* _INSTRUCTION_: Restate each of the lines below word for word and drop every picture.

(Collected data)
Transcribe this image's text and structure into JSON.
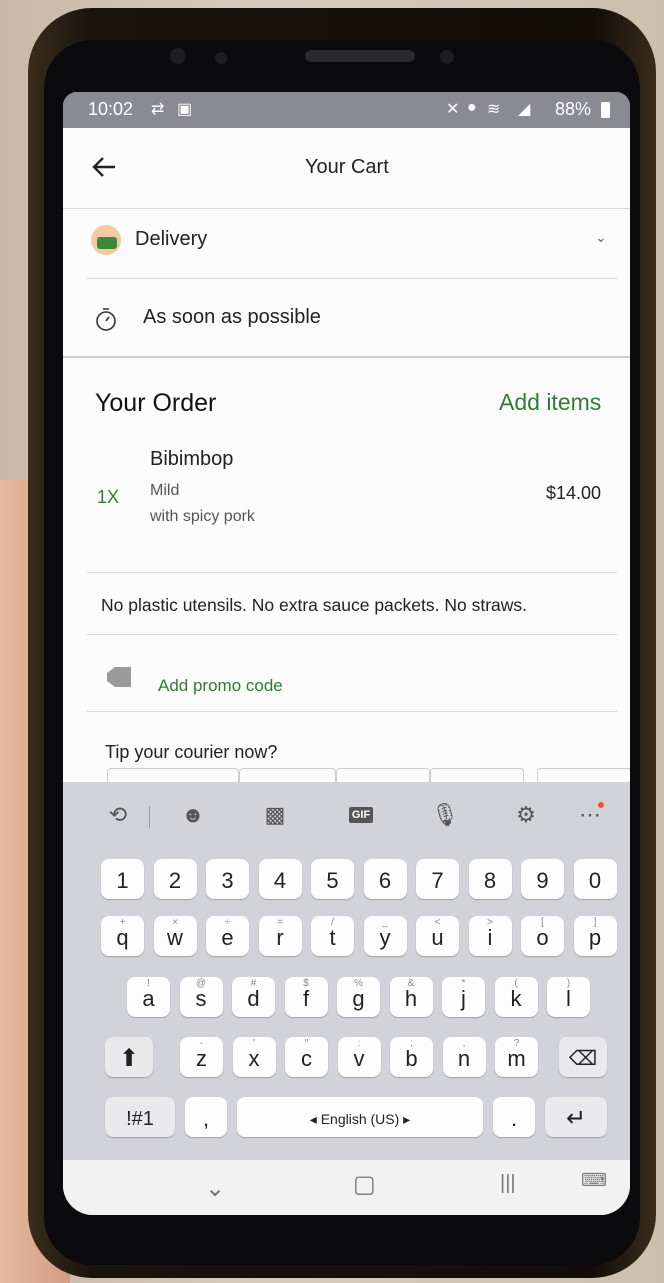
{
  "status": {
    "time": "10:02",
    "battery": "88%"
  },
  "header": {
    "title": "Your Cart"
  },
  "delivery": {
    "label": "Delivery"
  },
  "schedule": {
    "label": "As soon as possible"
  },
  "order": {
    "heading": "Your Order",
    "add_items": "Add items",
    "items": [
      {
        "qty": "1X",
        "name": "Bibimbop",
        "options": [
          "Mild",
          "with spicy pork"
        ],
        "price": "$14.00"
      }
    ]
  },
  "notes": "No plastic utensils. No extra sauce packets. No straws.",
  "promo": {
    "label": "Add promo code"
  },
  "tip": {
    "label": "Tip your courier now?"
  },
  "keyboard": {
    "numbers": [
      "1",
      "2",
      "3",
      "4",
      "5",
      "6",
      "7",
      "8",
      "9",
      "0"
    ],
    "row1": {
      "keys": [
        "q",
        "w",
        "e",
        "r",
        "t",
        "y",
        "u",
        "i",
        "o",
        "p"
      ],
      "subs": [
        "+",
        "×",
        "÷",
        "=",
        "/",
        "_",
        "<",
        ">",
        "[",
        "]"
      ]
    },
    "row2": {
      "keys": [
        "a",
        "s",
        "d",
        "f",
        "g",
        "h",
        "j",
        "k",
        "l"
      ],
      "subs": [
        "!",
        "@",
        "#",
        "$",
        "%",
        "&",
        "*",
        "(",
        ")"
      ]
    },
    "row3": {
      "keys": [
        "z",
        "x",
        "c",
        "v",
        "b",
        "n",
        "m"
      ],
      "subs": [
        "-",
        "'",
        "\"",
        ":",
        ";",
        ",",
        "?"
      ]
    },
    "symbols": "!#1",
    "comma": ",",
    "space": "English (US)",
    "period": "."
  }
}
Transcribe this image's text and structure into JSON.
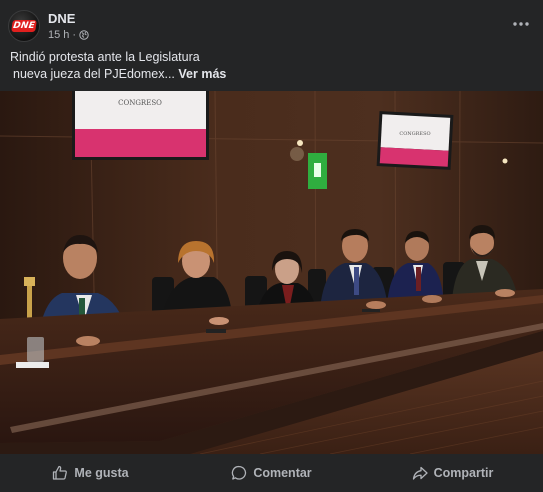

* _TASK SOLUTION_:
Transcribe this image's text and structure into JSON.
{
  "status": {
    "time": "10:02",
    "battery": "88%"
  },
  "header": {
    "title": "Your Cart"
  },
  "delivery": {
    "label": "Delivery"
  },
  "schedule": {
    "label": "As soon as possible"
  },
  "order": {
    "heading": "Your Order",
    "add_items": "Add items",
    "items": [
      {
        "qty": "1X",
        "name": "Bibimbop",
        "options": [
          "Mild",
          "with spicy pork"
        ],
        "price": "$14.00"
      }
    ]
  },
  "notes": "No plastic utensils. No extra sauce packets. No straws.",
  "promo": {
    "label": "Add promo code"
  },
  "tip": {
    "label": "Tip your courier now?"
  },
  "keyboard": {
    "numbers": [
      "1",
      "2",
      "3",
      "4",
      "5",
      "6",
      "7",
      "8",
      "9",
      "0"
    ],
    "row1": {
      "keys": [
        "q",
        "w",
        "e",
        "r",
        "t",
        "y",
        "u",
        "i",
        "o",
        "p"
      ],
      "subs": [
        "+",
        "×",
        "÷",
        "=",
        "/",
        "_",
        "<",
        ">",
        "[",
        "]"
      ]
    },
    "row2": {
      "keys": [
        "a",
        "s",
        "d",
        "f",
        "g",
        "h",
        "j",
        "k",
        "l"
      ],
      "subs": [
        "!",
        "@",
        "#",
        "$",
        "%",
        "&",
        "*",
        "(",
        ")"
      ]
    },
    "row3": {
      "keys": [
        "z",
        "x",
        "c",
        "v",
        "b",
        "n",
        "m"
      ],
      "subs": [
        "-",
        "'",
        "\"",
        ":",
        ";",
        ",",
        "?"
      ]
    },
    "symbols": "!#1",
    "comma": ",",
    "space": "English (US)",
    "period": "."
  }
}
Transcribe this image's text and structure into JSON.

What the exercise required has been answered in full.